___ Input for this task

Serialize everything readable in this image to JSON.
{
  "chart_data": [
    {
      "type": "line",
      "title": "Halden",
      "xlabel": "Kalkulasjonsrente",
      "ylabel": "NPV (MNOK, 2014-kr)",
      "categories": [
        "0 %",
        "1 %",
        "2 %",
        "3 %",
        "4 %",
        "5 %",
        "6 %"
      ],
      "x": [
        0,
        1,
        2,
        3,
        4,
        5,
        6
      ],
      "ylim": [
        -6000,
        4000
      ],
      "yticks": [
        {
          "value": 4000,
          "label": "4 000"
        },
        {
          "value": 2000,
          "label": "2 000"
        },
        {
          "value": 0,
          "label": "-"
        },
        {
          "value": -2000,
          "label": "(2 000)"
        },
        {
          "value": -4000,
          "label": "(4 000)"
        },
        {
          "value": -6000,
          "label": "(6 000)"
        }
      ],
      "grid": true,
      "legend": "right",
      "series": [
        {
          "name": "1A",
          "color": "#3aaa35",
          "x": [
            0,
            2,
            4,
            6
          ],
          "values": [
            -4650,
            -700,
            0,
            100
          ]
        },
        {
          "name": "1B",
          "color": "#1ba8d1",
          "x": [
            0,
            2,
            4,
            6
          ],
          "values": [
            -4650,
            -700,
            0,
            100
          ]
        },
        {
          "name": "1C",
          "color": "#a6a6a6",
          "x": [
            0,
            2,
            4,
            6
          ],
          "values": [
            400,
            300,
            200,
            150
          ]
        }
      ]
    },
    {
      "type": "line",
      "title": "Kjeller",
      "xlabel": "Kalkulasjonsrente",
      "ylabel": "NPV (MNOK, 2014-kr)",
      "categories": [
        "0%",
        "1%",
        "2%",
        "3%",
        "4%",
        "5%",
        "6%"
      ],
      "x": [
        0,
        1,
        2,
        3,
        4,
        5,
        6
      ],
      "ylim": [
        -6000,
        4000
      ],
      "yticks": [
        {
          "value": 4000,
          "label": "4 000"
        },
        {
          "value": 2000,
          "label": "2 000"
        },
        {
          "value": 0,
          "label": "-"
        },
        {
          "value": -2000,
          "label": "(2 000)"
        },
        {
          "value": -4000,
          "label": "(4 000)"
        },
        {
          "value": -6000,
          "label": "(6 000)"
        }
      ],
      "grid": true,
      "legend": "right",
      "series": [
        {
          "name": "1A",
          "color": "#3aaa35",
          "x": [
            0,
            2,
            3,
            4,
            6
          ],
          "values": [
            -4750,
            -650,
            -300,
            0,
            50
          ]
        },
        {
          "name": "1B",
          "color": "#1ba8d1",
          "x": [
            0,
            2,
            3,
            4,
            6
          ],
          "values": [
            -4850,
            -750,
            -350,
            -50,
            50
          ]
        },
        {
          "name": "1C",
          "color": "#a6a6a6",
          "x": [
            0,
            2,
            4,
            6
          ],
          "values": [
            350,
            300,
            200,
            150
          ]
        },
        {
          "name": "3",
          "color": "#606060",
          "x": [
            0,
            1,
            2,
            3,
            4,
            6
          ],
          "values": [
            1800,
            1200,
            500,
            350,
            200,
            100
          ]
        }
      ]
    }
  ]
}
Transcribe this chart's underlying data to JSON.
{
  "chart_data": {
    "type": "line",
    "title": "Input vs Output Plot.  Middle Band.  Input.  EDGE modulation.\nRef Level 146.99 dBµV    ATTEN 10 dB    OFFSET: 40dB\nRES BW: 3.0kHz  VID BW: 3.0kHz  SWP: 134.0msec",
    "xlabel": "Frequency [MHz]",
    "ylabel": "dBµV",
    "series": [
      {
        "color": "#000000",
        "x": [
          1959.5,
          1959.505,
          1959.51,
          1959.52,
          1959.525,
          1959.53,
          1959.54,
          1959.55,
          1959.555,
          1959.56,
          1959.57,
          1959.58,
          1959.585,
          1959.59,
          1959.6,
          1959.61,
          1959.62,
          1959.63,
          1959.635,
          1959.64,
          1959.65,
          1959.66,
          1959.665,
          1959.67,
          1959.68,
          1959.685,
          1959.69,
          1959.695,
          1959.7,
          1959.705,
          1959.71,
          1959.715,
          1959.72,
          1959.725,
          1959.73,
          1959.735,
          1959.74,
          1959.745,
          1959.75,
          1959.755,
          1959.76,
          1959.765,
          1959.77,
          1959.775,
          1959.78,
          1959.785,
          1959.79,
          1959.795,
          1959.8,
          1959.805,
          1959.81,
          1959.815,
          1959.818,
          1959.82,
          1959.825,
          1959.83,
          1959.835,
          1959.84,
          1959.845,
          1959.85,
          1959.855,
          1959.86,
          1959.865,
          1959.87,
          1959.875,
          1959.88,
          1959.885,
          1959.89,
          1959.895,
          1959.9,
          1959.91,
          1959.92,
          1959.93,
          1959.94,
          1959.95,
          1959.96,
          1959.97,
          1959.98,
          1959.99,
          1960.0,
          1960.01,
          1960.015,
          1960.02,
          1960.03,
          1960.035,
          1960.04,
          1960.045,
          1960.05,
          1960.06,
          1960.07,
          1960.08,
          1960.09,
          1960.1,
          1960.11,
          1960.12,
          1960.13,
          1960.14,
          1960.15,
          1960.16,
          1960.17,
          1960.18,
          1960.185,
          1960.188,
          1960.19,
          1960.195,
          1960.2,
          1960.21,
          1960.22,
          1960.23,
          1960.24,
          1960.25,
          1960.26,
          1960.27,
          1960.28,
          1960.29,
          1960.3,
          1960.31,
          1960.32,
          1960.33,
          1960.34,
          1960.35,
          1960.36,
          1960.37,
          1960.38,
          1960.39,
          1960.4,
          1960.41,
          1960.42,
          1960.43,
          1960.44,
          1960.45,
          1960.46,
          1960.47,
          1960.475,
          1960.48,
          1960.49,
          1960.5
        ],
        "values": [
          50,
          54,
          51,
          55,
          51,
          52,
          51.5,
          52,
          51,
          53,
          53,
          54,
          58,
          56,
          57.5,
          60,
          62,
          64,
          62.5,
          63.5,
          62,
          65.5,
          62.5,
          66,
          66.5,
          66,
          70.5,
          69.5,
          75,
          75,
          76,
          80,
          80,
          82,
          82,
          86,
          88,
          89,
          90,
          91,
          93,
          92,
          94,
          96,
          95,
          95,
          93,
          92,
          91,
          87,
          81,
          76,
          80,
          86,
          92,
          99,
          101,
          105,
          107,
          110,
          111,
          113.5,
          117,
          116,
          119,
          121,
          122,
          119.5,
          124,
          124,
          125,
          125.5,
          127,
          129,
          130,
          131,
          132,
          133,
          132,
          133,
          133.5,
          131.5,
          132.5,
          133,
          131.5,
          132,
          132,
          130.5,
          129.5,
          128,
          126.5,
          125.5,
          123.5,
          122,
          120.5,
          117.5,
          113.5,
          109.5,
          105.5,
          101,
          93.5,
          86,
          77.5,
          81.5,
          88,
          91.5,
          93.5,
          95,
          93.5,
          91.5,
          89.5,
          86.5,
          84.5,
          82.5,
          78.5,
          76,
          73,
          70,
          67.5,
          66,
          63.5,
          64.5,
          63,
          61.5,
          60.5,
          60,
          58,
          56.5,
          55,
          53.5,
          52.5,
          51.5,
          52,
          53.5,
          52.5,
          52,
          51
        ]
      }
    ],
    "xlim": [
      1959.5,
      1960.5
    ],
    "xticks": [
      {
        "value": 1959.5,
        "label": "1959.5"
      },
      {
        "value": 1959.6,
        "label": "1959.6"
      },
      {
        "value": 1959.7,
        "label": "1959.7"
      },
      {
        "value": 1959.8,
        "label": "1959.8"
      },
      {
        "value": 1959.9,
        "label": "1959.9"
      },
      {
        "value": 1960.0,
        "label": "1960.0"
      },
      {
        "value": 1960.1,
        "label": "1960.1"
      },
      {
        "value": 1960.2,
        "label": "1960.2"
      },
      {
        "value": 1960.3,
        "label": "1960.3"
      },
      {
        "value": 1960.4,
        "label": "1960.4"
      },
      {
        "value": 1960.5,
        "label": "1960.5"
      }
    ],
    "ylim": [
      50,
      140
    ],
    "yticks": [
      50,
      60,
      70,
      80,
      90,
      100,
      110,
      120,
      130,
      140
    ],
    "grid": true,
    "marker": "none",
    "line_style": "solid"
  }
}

______

**Set exercise**: Within the listing above, work out how many lines contain the string "title", and reply with that number only.

**Full solution**: 3